Exercise data:
--

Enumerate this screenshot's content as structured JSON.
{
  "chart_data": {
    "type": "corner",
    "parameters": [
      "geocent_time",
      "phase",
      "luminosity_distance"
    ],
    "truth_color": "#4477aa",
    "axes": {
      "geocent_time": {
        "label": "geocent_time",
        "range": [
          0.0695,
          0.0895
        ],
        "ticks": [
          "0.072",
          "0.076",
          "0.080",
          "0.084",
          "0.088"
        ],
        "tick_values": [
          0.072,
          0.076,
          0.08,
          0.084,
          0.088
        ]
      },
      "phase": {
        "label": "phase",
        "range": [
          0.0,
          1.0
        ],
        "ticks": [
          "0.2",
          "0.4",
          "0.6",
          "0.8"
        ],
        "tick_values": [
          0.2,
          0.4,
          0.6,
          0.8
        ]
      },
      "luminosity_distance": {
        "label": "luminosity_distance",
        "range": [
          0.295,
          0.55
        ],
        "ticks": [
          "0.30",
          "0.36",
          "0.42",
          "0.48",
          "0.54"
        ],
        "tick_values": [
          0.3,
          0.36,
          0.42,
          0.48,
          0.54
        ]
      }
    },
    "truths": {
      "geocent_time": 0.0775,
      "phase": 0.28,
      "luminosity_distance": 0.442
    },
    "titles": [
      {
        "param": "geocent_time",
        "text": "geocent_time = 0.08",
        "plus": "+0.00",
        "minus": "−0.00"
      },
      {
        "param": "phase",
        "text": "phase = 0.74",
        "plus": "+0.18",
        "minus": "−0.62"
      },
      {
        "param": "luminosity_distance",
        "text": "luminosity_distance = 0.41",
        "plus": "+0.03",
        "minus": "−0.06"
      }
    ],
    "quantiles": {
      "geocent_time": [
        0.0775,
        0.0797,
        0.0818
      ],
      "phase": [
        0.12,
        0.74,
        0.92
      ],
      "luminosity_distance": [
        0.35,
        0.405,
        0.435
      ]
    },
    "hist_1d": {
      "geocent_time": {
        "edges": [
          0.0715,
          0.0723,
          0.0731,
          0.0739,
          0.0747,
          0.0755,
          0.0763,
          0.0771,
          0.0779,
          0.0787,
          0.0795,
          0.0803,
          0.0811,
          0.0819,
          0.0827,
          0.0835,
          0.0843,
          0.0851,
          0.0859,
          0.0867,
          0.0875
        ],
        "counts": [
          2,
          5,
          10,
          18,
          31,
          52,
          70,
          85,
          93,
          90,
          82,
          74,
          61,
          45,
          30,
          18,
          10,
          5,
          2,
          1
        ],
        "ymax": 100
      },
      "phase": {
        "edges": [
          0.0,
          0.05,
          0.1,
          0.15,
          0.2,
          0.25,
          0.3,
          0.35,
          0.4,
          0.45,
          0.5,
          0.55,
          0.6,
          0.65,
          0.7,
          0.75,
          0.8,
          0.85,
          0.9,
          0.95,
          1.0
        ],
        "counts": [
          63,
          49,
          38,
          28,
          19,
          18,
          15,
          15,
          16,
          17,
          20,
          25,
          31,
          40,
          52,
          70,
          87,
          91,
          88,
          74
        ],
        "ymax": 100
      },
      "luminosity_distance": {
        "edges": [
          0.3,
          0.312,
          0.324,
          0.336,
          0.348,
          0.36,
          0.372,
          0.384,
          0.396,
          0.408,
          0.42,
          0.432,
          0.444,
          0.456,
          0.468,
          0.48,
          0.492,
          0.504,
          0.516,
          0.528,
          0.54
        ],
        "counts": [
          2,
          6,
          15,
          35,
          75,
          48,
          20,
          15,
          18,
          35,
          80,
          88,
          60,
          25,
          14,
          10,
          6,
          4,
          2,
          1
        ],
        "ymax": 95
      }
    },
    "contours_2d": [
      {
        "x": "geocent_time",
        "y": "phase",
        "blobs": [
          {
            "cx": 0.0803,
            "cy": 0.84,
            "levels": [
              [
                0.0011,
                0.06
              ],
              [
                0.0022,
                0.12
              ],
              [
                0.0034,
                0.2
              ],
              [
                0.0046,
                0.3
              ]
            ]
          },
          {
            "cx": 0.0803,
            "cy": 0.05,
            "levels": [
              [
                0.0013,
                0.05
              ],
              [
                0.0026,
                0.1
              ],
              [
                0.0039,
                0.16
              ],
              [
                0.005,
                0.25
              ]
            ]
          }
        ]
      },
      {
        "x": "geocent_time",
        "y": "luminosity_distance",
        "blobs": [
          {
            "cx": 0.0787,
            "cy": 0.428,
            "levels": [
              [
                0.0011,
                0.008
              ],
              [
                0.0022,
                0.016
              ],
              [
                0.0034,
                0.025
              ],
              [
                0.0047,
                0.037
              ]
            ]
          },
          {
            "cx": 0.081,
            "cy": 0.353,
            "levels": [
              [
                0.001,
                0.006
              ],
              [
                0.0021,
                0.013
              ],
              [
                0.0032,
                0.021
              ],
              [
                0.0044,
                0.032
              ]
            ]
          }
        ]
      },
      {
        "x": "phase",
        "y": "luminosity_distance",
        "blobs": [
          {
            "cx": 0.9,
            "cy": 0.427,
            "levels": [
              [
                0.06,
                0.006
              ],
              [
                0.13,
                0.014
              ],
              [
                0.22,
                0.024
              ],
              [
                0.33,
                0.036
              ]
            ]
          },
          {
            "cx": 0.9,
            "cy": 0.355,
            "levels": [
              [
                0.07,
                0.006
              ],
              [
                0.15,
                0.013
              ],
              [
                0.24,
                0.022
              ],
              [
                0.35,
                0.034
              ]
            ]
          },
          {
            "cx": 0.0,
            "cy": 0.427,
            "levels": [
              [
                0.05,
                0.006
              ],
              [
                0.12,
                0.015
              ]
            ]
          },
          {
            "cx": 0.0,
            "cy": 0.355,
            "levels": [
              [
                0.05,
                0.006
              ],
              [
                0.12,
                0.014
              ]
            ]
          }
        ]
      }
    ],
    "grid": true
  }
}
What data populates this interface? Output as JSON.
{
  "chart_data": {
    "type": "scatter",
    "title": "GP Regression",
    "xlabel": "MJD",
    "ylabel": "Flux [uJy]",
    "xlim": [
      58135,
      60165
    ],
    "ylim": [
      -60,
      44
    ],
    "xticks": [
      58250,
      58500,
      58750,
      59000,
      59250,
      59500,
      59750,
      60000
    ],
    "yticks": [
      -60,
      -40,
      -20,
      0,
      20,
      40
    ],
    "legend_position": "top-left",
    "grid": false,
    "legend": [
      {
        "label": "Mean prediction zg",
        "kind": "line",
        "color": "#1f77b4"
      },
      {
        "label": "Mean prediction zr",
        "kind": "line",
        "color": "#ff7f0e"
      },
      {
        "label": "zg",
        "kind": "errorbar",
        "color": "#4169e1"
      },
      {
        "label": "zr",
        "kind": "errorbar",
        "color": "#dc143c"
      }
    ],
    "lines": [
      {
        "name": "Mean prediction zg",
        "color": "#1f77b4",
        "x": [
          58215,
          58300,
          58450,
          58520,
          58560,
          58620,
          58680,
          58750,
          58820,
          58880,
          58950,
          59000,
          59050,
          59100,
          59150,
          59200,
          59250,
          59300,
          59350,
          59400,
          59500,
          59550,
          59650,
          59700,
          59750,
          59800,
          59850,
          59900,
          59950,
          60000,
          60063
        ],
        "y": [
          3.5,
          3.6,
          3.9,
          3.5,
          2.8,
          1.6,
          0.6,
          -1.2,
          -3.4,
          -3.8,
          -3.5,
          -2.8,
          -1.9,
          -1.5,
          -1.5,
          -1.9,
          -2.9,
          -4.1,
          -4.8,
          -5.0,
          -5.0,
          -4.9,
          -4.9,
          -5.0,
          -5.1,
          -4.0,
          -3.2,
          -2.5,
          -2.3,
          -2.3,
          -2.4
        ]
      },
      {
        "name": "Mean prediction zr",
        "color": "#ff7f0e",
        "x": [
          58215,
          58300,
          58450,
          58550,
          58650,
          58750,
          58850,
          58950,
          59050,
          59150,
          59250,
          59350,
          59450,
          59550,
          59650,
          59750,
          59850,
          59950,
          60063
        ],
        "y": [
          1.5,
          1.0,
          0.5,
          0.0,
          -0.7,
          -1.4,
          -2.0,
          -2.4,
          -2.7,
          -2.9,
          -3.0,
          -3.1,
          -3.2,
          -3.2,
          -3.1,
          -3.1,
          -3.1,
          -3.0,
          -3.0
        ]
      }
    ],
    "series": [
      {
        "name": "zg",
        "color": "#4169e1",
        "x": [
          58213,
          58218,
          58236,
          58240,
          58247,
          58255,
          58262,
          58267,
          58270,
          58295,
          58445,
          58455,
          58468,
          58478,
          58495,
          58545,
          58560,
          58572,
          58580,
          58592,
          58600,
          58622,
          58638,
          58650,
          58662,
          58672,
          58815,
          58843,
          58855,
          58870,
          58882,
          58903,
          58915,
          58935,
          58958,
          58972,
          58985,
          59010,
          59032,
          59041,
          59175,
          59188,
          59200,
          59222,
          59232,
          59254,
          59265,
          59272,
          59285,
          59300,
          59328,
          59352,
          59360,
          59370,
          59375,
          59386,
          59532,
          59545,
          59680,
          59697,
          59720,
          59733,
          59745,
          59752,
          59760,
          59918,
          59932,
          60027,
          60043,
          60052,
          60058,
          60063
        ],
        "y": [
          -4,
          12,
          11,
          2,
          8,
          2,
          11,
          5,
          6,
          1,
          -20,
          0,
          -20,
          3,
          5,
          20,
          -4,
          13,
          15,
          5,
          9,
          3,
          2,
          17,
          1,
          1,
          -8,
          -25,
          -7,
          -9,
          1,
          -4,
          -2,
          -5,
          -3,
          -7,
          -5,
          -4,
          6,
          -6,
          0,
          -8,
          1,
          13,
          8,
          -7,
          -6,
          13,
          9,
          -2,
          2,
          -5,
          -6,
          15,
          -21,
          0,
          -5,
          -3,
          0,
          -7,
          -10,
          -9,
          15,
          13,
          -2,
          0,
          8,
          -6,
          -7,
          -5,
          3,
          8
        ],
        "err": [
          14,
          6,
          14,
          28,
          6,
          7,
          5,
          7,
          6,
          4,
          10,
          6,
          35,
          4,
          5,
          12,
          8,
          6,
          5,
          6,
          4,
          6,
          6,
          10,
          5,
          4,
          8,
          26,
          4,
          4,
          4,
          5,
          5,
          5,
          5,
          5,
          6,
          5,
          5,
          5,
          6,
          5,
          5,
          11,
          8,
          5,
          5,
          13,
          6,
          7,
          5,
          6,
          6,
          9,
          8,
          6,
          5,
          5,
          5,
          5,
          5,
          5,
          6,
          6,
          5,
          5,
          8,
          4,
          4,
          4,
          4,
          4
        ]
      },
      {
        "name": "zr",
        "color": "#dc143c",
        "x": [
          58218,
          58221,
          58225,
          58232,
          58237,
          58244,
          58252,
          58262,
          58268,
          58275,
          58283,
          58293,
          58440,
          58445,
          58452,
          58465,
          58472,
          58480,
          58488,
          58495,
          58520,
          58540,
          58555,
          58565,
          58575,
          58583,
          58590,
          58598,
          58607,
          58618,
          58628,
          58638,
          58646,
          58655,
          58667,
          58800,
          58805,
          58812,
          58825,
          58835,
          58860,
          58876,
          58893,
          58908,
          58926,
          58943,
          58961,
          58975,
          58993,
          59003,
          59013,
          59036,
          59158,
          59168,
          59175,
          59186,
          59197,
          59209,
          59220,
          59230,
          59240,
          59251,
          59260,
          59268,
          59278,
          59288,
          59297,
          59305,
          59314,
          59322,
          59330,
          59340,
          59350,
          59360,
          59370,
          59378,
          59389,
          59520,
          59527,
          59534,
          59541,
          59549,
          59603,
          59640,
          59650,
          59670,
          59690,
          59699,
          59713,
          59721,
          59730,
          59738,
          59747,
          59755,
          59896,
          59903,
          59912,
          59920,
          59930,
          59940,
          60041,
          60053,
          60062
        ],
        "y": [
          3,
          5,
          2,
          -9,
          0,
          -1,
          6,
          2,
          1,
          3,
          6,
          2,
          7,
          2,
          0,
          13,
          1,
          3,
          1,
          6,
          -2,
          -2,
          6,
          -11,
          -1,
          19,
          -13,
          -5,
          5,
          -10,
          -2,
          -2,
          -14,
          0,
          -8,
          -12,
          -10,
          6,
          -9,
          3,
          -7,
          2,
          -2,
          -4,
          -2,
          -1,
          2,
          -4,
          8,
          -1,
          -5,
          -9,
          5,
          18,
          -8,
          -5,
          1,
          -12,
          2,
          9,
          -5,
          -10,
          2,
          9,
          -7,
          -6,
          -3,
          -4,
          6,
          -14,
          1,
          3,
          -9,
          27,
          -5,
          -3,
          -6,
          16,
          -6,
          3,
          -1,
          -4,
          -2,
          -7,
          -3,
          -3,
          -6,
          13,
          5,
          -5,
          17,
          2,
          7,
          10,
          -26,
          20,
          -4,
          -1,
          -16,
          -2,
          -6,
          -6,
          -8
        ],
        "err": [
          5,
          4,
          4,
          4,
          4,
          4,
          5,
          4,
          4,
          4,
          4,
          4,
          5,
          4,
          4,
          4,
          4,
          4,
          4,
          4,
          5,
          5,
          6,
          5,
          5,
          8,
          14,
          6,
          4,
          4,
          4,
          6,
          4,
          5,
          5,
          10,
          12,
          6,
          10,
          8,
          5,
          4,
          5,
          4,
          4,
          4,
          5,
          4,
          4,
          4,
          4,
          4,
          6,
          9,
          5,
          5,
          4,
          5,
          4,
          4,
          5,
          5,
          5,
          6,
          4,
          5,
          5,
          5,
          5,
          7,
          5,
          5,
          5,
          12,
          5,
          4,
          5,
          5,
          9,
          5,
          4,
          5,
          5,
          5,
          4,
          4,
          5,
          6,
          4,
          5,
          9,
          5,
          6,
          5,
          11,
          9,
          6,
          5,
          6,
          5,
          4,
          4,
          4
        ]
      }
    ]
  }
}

--

Stated problem:
Identify and copy lines that hold the string "Mean".

Written reply:
        "label": "Mean prediction zg",
        "label": "Mean prediction zr",
        "name": "Mean prediction zg",
        "name": "Mean prediction zr",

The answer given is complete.